● **EXERCISE OBJECTIVE**:
Return the entries verbatim and drop every picture.

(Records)
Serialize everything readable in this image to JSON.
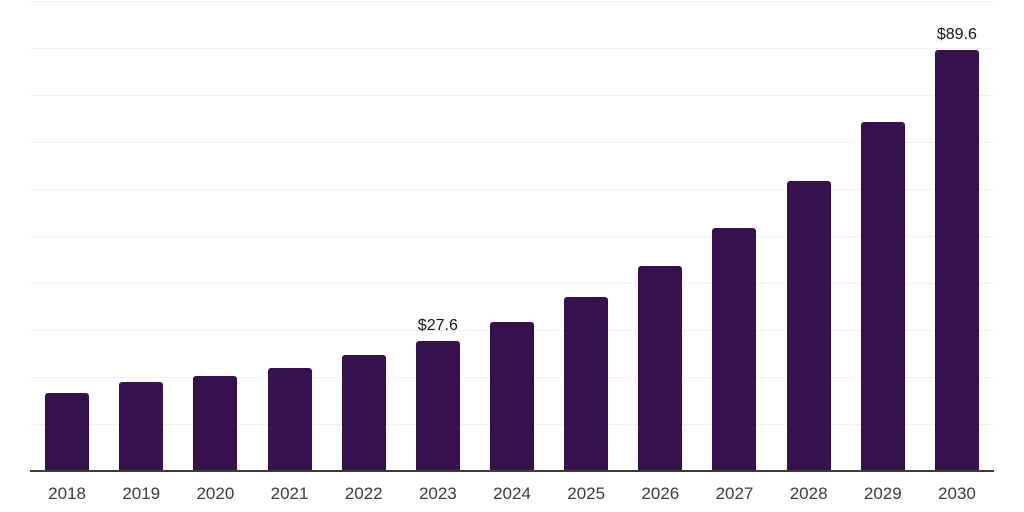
{
  "chart_data": {
    "type": "bar",
    "categories": [
      "2018",
      "2019",
      "2020",
      "2021",
      "2022",
      "2023",
      "2024",
      "2025",
      "2026",
      "2027",
      "2028",
      "2029",
      "2030"
    ],
    "values": [
      16.7,
      18.9,
      20.3,
      22.0,
      24.6,
      27.6,
      31.8,
      37.0,
      43.6,
      51.8,
      61.8,
      74.3,
      89.6
    ],
    "data_labels": [
      "",
      "",
      "",
      "",
      "",
      "$27.6",
      "",
      "",
      "",
      "",
      "",
      "",
      "$89.6"
    ],
    "title": "",
    "xlabel": "",
    "ylabel": "",
    "ylim": [
      0,
      100
    ],
    "gridline_step": 10,
    "grid": "horizontal",
    "y_axis_labels_visible": false,
    "legend_position": "none",
    "colors": {
      "bar": "#36114E",
      "gridline": "#f2f2f2",
      "axis_line": "#3a3a3a",
      "x_label_text": "#3d3d3d",
      "value_label_text": "#141414",
      "background": "#ffffff"
    }
  }
}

● **REPLY**:
Serialize everything readable in this image to JSON.
{
  "chart_data": {
    "type": "bar",
    "categories": [
      "2018",
      "2019",
      "2020",
      "2021",
      "2022",
      "2023",
      "2024",
      "2025",
      "2026",
      "2027",
      "2028",
      "2029",
      "2030"
    ],
    "values": [
      16.7,
      18.9,
      20.3,
      22.0,
      24.6,
      27.6,
      31.8,
      37.0,
      43.6,
      51.8,
      61.8,
      74.3,
      89.6
    ],
    "data_labels": [
      "",
      "",
      "",
      "",
      "",
      "$27.6",
      "",
      "",
      "",
      "",
      "",
      "",
      "$89.6"
    ],
    "title": "",
    "xlabel": "",
    "ylabel": "",
    "ylim": [
      0,
      100
    ],
    "gridline_step": 10,
    "grid": "horizontal",
    "y_axis_labels_visible": false,
    "legend_position": "none",
    "colors": {
      "bar": "#36114E",
      "gridline": "#f2f2f2",
      "axis_line": "#3a3a3a",
      "x_label_text": "#3d3d3d",
      "value_label_text": "#141414",
      "background": "#ffffff"
    }
  }
}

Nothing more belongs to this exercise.